Copy out all lines where "культуры" appears.

Stored data:
-- Start --

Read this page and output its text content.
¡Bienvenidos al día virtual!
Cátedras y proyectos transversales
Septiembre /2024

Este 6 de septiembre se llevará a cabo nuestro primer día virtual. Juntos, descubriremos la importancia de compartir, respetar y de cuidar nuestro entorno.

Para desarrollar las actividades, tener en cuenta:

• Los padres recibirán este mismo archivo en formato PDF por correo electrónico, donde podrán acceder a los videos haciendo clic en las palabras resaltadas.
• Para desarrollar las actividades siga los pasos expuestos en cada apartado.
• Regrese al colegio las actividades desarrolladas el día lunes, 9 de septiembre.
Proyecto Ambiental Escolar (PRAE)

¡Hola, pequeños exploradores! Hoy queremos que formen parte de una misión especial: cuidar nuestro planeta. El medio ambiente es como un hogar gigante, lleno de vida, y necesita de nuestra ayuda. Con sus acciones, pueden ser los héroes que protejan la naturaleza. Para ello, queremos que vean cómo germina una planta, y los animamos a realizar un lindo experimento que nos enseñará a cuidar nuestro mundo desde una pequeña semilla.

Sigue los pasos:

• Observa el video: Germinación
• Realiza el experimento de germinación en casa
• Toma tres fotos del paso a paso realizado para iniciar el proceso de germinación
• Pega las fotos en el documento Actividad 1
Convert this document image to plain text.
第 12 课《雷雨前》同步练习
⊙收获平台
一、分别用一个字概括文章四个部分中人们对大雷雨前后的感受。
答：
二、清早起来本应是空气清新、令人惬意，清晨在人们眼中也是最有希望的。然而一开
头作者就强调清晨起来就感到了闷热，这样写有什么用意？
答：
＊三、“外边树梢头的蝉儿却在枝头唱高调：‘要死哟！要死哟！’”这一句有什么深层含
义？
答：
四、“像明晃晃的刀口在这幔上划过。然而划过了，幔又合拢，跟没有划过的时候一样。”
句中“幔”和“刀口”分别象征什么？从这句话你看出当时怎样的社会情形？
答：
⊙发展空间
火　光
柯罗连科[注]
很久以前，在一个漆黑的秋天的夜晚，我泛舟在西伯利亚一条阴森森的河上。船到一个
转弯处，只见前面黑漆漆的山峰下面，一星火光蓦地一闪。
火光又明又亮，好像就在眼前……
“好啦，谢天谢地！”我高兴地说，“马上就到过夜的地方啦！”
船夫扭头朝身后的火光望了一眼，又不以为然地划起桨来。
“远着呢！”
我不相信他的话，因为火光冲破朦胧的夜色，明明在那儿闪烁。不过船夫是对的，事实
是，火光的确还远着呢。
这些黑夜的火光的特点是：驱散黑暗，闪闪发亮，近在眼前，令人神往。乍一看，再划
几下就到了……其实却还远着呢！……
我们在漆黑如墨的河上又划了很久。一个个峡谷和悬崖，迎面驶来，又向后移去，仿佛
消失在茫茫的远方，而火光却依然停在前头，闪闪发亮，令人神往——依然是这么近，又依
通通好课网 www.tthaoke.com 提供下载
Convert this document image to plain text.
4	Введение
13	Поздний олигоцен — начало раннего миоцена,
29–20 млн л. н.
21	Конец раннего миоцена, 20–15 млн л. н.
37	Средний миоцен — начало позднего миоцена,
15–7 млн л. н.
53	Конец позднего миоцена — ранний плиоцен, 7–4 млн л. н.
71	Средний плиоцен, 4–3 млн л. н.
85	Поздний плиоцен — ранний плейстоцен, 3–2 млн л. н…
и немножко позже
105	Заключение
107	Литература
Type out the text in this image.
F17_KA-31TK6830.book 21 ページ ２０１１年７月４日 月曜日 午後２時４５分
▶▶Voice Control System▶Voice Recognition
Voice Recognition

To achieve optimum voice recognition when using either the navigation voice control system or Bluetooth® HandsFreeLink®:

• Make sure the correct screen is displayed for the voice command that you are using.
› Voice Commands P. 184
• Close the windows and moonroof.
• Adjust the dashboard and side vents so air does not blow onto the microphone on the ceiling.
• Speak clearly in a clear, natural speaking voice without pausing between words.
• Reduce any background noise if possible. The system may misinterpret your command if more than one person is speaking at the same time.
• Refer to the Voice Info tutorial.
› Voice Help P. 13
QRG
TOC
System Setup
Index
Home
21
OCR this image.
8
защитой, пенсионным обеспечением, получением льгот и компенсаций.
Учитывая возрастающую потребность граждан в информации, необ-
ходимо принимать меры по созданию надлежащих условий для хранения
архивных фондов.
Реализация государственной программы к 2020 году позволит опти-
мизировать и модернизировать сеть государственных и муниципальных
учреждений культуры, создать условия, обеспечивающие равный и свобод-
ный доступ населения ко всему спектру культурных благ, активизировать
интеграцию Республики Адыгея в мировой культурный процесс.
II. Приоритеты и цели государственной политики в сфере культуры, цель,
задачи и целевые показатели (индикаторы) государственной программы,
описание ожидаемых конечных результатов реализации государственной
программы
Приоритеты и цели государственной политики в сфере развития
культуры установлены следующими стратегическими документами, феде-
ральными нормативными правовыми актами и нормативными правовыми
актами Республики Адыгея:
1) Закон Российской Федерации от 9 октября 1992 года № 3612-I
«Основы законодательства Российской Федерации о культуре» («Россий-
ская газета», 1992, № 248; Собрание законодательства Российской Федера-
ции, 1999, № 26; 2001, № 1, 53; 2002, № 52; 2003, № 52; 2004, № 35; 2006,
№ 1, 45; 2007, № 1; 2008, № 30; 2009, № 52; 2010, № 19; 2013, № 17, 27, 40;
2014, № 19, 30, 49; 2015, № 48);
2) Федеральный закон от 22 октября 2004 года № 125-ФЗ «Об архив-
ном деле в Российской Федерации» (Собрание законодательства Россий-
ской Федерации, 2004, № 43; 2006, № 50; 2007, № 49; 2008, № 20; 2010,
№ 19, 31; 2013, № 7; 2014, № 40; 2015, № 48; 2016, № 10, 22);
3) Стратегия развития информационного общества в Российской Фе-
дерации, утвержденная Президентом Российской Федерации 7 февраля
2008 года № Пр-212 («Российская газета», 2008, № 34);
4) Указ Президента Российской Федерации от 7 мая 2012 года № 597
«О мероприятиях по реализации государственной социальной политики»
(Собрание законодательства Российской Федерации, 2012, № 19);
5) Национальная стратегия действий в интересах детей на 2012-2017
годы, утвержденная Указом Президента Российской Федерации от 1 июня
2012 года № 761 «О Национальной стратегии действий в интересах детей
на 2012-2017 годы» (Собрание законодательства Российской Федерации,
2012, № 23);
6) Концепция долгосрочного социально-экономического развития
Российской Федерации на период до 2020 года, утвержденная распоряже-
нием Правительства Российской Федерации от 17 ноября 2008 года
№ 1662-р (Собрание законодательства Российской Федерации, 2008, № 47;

-- End --

Reply to the exercise:
учреждений культуры, создать условия, обеспечивающие равный и свобод-
II. Приоритеты и цели государственной политики в сфере культуры, цель,
культуры установлены следующими стратегическими документами, феде-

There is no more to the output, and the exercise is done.